### [Task data]
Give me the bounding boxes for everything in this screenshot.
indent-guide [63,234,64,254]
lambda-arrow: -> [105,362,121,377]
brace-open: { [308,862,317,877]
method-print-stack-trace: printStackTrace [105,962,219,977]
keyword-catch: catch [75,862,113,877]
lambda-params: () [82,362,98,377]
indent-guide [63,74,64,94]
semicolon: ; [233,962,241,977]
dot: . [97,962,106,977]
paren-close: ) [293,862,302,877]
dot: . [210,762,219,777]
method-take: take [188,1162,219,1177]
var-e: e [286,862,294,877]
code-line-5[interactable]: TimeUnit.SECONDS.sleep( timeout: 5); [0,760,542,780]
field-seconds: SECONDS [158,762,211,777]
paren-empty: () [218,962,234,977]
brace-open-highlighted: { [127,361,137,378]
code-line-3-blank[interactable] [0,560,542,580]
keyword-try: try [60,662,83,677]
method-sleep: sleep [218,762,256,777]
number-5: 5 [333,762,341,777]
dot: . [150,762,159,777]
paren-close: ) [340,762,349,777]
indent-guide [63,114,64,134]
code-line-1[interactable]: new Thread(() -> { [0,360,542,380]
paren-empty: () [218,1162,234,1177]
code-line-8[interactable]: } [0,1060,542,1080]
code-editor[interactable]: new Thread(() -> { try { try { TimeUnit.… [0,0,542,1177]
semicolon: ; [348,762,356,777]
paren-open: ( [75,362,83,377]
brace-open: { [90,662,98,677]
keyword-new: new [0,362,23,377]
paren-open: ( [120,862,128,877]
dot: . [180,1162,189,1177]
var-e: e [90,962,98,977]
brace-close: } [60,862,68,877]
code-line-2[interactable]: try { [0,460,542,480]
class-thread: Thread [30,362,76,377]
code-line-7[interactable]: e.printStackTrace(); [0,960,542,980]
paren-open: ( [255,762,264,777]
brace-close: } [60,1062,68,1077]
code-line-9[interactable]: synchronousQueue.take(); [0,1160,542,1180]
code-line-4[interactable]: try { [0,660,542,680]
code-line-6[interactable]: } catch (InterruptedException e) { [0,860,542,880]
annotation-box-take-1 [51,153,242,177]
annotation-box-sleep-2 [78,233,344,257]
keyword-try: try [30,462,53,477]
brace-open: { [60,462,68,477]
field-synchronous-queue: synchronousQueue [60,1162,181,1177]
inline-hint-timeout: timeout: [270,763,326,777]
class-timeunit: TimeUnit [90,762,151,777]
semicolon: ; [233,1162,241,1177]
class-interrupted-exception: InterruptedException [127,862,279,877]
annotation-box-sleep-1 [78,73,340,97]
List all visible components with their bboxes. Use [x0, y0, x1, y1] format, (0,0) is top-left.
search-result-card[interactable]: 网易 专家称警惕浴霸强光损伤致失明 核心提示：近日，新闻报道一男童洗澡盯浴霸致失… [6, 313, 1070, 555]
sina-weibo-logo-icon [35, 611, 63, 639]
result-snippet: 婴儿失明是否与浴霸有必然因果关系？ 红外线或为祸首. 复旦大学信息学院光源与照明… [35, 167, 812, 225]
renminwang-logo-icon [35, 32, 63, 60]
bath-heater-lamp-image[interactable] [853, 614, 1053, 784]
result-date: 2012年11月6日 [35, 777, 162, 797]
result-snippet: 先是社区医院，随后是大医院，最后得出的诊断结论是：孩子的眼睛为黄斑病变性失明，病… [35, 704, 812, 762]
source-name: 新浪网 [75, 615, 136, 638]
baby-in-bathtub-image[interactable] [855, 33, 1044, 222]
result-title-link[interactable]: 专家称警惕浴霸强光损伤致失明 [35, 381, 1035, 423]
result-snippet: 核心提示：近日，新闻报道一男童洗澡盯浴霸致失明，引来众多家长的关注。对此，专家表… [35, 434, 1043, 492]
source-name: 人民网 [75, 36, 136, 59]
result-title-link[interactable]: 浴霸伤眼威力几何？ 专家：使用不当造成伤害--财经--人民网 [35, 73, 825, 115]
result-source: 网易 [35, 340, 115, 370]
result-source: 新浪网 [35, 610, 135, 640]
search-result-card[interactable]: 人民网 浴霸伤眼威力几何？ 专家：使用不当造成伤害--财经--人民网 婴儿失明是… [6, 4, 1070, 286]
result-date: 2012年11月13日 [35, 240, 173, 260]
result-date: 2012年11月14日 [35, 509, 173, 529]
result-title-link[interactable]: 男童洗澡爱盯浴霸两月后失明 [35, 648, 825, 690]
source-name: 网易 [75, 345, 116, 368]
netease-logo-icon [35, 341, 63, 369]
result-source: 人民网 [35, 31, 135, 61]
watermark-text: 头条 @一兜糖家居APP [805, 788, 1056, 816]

### [Problem statement]
Copy out all of the data above line for line, keeping every character unchanged.

### [Task solution]
Give me the bounding boxes for everything in this screenshot.
indent-guide [63,234,64,254]
lambda-arrow: -> [105,362,121,377]
brace-open: { [308,862,317,877]
method-print-stack-trace: printStackTrace [105,962,219,977]
keyword-catch: catch [75,862,113,877]
lambda-params: () [82,362,98,377]
indent-guide [63,74,64,94]
semicolon: ; [233,962,241,977]
dot: . [97,962,106,977]
paren-close: ) [293,862,302,877]
dot: . [210,762,219,777]
method-take: take [188,1162,219,1177]
var-e: e [286,862,294,877]
code-line-5[interactable]: TimeUnit.SECONDS.sleep( timeout: 5); [0,760,542,780]
field-seconds: SECONDS [158,762,211,777]
paren-empty: () [218,962,234,977]
brace-open-highlighted: { [127,361,137,378]
code-line-3-blank[interactable] [0,560,542,580]
keyword-try: try [60,662,83,677]
method-sleep: sleep [218,762,256,777]
number-5: 5 [333,762,341,777]
dot: . [150,762,159,777]
paren-close: ) [340,762,349,777]
indent-guide [63,114,64,134]
code-line-1[interactable]: new Thread(() -> { [0,360,542,380]
paren-empty: () [218,1162,234,1177]
code-line-8[interactable]: } [0,1060,542,1080]
code-editor[interactable]: new Thread(() -> { try { try { TimeUnit.… [0,0,542,1177]
semicolon: ; [348,762,356,777]
paren-open: ( [75,362,83,377]
brace-open: { [90,662,98,677]
keyword-new: new [0,362,23,377]
paren-open: ( [120,862,128,877]
dot: . [180,1162,189,1177]
var-e: e [90,962,98,977]
brace-close: } [60,862,68,877]
code-line-2[interactable]: try { [0,460,542,480]
class-thread: Thread [30,362,76,377]
code-line-7[interactable]: e.printStackTrace(); [0,960,542,980]
paren-open: ( [255,762,264,777]
brace-close: } [60,1062,68,1077]
code-line-9[interactable]: synchronousQueue.take(); [0,1160,542,1180]
code-line-4[interactable]: try { [0,660,542,680]
code-line-6[interactable]: } catch (InterruptedException e) { [0,860,542,880]
annotation-box-take-1 [51,153,242,177]
annotation-box-sleep-2 [78,233,344,257]
keyword-try: try [30,462,53,477]
brace-open: { [60,462,68,477]
field-synchronous-queue: synchronousQueue [60,1162,181,1177]
inline-hint-timeout: timeout: [270,763,326,777]
class-timeunit: TimeUnit [90,762,151,777]
semicolon: ; [233,1162,241,1177]
class-interrupted-exception: InterruptedException [127,862,279,877]
annotation-box-sleep-1 [78,73,340,97]
List all visible components with their bboxes. Use [x0, y0, x1, y1] format, (0,0) is top-left.
search-result-card[interactable]: 网易 专家称警惕浴霸强光损伤致失明 核心提示：近日，新闻报道一男童洗澡盯浴霸致失… [6, 313, 1070, 555]
sina-weibo-logo-icon [35, 611, 63, 639]
result-snippet: 婴儿失明是否与浴霸有必然因果关系？ 红外线或为祸首. 复旦大学信息学院光源与照明… [35, 167, 812, 225]
renminwang-logo-icon [35, 32, 63, 60]
bath-heater-lamp-image[interactable] [853, 614, 1053, 784]
result-date: 2012年11月6日 [35, 777, 162, 797]
result-snippet: 先是社区医院，随后是大医院，最后得出的诊断结论是：孩子的眼睛为黄斑病变性失明，病… [35, 704, 812, 762]
source-name: 新浪网 [75, 615, 136, 638]
baby-in-bathtub-image[interactable] [855, 33, 1044, 222]
result-title-link[interactable]: 专家称警惕浴霸强光损伤致失明 [35, 381, 1035, 423]
result-snippet: 核心提示：近日，新闻报道一男童洗澡盯浴霸致失明，引来众多家长的关注。对此，专家表… [35, 434, 1043, 492]
source-name: 人民网 [75, 36, 136, 59]
result-title-link[interactable]: 浴霸伤眼威力几何？ 专家：使用不当造成伤害--财经--人民网 [35, 73, 825, 115]
result-source: 网易 [35, 340, 115, 370]
result-source: 新浪网 [35, 610, 135, 640]
search-result-card[interactable]: 人民网 浴霸伤眼威力几何？ 专家：使用不当造成伤害--财经--人民网 婴儿失明是… [6, 4, 1070, 286]
result-date: 2012年11月13日 [35, 240, 173, 260]
result-date: 2012年11月14日 [35, 509, 173, 529]
result-title-link[interactable]: 男童洗澡爱盯浴霸两月后失明 [35, 648, 825, 690]
source-name: 网易 [75, 345, 116, 368]
netease-logo-icon [35, 341, 63, 369]
result-source: 人民网 [35, 31, 135, 61]
watermark-text: 头条 @一兜糖家居APP [805, 788, 1056, 816]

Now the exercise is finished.